● **EXERCISE AIM**: Going through the material below, please gather all lines with the word "color" in them.

● **DATA FOR THIS EXERCISE**:
▶

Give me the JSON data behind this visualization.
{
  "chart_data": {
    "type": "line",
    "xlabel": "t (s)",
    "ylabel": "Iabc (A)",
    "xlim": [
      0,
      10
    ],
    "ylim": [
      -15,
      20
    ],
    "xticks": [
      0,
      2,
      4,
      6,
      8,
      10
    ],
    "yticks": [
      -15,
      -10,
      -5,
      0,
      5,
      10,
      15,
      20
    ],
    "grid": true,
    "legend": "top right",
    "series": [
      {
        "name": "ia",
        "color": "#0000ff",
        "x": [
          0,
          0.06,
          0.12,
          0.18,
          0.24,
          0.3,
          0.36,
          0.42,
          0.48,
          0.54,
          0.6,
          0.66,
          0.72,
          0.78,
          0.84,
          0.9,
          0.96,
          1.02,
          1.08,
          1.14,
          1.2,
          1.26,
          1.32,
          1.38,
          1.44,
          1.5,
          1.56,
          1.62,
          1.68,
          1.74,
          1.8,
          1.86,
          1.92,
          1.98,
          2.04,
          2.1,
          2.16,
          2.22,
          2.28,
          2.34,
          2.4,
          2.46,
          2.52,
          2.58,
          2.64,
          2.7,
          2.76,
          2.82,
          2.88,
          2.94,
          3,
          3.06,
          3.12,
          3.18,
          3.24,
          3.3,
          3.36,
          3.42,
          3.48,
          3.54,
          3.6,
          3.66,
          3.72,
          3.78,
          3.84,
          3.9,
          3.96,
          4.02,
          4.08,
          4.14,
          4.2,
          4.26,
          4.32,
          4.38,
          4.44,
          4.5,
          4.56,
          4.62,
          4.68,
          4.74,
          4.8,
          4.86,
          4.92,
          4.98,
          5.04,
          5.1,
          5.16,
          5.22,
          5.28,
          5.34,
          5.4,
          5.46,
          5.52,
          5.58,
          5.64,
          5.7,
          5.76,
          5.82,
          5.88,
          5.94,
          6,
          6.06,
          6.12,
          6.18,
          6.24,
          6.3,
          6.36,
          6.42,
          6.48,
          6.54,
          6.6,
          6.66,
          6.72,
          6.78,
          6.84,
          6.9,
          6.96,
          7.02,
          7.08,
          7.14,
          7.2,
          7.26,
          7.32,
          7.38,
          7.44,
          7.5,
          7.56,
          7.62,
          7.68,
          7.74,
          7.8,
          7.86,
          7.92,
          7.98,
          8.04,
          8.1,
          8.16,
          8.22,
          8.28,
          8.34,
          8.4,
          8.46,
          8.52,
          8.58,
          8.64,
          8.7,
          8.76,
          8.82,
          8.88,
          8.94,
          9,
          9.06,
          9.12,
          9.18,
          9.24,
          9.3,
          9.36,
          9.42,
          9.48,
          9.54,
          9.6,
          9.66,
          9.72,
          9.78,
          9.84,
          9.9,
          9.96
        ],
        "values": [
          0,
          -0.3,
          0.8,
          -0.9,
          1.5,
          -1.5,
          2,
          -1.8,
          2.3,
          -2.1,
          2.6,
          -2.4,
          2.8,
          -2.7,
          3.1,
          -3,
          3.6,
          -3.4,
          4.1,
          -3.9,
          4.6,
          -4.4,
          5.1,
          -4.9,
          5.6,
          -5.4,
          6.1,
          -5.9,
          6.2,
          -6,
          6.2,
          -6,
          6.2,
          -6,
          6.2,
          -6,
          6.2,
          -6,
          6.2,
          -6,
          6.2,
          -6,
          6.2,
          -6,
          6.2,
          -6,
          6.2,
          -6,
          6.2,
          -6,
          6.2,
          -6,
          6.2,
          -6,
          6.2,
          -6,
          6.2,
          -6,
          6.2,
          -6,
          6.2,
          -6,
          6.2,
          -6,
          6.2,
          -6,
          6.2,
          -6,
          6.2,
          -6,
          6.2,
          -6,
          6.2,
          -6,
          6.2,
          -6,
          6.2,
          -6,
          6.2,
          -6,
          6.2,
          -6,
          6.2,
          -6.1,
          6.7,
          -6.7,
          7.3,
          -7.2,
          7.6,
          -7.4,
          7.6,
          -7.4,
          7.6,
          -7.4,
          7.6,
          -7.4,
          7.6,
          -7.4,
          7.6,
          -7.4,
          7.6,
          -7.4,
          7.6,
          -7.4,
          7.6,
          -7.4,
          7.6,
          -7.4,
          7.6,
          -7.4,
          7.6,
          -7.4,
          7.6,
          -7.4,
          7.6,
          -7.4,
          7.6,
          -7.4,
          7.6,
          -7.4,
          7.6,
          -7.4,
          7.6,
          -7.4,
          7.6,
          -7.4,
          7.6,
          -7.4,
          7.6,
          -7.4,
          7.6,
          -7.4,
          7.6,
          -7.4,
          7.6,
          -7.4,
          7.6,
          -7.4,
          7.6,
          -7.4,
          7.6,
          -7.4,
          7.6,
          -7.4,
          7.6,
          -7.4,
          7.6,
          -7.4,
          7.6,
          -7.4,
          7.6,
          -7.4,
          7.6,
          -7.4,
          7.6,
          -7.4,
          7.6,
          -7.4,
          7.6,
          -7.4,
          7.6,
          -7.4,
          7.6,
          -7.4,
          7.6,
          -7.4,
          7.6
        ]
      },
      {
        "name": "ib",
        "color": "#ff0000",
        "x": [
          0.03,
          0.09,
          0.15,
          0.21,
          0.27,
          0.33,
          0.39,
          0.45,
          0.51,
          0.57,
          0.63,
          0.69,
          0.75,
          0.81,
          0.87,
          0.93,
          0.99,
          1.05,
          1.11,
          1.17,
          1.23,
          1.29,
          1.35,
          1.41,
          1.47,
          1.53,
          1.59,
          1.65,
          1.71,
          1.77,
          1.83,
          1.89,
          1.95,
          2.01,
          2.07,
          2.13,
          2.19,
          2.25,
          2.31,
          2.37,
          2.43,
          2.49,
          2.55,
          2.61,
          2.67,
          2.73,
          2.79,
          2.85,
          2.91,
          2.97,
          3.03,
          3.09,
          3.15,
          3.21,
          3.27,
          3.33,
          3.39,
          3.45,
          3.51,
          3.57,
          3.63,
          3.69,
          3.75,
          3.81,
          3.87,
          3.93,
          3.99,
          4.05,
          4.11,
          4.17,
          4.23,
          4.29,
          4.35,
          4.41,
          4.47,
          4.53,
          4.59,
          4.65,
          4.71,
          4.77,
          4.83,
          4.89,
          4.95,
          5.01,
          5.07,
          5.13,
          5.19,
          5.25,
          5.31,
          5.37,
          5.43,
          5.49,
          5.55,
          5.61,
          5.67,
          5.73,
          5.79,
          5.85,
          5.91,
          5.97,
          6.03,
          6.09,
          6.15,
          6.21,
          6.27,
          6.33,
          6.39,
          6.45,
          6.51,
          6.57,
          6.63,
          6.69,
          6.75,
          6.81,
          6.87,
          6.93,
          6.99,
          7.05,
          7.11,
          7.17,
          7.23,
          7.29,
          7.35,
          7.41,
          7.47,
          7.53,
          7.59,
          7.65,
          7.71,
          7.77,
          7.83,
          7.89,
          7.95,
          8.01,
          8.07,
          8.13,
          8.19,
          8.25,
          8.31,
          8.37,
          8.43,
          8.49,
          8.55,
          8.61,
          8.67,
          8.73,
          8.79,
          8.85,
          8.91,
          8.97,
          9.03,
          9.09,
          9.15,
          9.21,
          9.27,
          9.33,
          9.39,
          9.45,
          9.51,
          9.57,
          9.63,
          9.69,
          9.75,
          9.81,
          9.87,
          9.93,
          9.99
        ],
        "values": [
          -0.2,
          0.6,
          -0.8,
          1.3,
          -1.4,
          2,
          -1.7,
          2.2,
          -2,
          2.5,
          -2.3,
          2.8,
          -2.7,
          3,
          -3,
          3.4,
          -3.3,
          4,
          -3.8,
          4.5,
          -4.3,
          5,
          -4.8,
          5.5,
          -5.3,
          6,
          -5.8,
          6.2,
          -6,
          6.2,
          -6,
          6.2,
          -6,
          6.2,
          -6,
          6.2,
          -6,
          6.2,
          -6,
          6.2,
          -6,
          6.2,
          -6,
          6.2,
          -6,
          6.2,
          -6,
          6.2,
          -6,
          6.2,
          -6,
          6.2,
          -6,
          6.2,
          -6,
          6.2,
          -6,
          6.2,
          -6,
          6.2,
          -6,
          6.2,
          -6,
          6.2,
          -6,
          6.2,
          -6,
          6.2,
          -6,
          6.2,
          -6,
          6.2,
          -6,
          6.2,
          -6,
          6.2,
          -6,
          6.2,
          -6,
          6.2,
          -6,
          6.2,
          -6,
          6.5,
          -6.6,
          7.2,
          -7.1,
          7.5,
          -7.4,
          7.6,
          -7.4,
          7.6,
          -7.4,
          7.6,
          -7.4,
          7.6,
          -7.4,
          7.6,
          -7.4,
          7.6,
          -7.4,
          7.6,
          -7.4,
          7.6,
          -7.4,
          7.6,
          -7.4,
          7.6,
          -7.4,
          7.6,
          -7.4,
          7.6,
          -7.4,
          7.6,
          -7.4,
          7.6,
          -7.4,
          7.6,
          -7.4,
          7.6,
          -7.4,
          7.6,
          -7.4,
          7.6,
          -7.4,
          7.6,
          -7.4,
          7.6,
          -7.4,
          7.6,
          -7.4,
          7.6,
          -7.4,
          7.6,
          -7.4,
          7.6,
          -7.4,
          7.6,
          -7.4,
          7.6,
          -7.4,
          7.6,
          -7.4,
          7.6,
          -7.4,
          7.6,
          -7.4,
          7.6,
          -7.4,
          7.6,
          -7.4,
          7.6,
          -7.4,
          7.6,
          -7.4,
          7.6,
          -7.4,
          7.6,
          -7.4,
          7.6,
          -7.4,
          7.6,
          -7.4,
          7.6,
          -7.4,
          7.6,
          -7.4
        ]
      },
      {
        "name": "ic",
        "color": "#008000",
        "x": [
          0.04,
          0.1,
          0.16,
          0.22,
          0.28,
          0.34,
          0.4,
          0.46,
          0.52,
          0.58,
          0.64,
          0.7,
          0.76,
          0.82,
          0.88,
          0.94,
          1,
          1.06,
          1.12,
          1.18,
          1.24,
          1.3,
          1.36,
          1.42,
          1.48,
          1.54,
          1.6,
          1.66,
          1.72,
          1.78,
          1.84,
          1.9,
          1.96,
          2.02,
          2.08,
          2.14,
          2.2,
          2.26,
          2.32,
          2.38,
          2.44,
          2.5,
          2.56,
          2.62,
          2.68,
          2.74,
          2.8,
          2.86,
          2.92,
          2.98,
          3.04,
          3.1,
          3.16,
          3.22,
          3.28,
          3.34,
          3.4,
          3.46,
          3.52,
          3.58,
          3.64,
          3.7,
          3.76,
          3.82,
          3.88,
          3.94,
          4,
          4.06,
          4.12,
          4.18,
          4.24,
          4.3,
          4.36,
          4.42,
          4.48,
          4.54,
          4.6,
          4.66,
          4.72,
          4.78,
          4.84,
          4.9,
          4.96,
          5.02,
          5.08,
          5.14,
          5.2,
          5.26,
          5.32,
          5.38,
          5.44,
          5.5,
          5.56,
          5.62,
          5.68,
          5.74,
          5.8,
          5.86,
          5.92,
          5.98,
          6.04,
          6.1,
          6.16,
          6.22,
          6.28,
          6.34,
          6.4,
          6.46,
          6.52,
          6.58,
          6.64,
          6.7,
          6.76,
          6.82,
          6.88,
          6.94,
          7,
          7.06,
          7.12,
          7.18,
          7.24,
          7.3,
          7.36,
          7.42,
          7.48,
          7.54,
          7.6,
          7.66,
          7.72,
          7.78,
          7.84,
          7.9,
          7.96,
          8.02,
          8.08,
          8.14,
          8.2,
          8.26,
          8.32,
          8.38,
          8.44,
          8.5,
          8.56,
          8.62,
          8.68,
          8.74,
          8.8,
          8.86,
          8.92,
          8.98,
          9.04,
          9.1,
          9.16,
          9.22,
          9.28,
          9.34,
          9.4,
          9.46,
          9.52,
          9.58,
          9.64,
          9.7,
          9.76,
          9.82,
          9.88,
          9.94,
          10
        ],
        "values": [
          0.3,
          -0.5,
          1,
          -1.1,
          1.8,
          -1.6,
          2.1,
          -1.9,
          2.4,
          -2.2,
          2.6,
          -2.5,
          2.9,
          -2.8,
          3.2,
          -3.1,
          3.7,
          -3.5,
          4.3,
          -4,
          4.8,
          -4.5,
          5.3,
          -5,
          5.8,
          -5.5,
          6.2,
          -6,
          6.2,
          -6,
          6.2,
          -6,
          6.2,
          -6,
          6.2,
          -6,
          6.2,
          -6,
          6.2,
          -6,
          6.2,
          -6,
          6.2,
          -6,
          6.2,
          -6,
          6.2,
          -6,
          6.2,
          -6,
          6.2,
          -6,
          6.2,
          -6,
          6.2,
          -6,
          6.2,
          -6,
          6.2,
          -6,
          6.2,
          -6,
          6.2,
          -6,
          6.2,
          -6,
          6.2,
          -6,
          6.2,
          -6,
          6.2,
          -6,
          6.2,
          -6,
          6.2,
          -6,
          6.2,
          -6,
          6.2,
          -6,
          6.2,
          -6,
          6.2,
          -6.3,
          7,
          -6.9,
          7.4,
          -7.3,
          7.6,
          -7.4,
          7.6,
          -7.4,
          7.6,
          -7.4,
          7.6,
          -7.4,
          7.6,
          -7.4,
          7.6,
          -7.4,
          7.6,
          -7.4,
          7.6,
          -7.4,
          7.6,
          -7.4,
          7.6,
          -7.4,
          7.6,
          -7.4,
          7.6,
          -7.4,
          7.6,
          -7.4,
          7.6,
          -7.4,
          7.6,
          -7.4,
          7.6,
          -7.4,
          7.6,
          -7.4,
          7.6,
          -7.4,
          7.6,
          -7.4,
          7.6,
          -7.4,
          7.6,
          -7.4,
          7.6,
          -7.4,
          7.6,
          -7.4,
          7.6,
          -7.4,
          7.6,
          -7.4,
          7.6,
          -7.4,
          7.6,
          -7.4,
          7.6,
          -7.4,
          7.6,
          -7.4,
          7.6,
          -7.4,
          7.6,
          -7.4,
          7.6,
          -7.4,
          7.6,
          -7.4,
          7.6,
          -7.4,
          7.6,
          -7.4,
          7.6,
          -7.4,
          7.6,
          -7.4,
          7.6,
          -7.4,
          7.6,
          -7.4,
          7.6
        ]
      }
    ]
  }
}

◀

● **EXERCISE OUTPUT**:
        "color": "#0000ff",
        "color": "#ff0000",
        "color": "#008000",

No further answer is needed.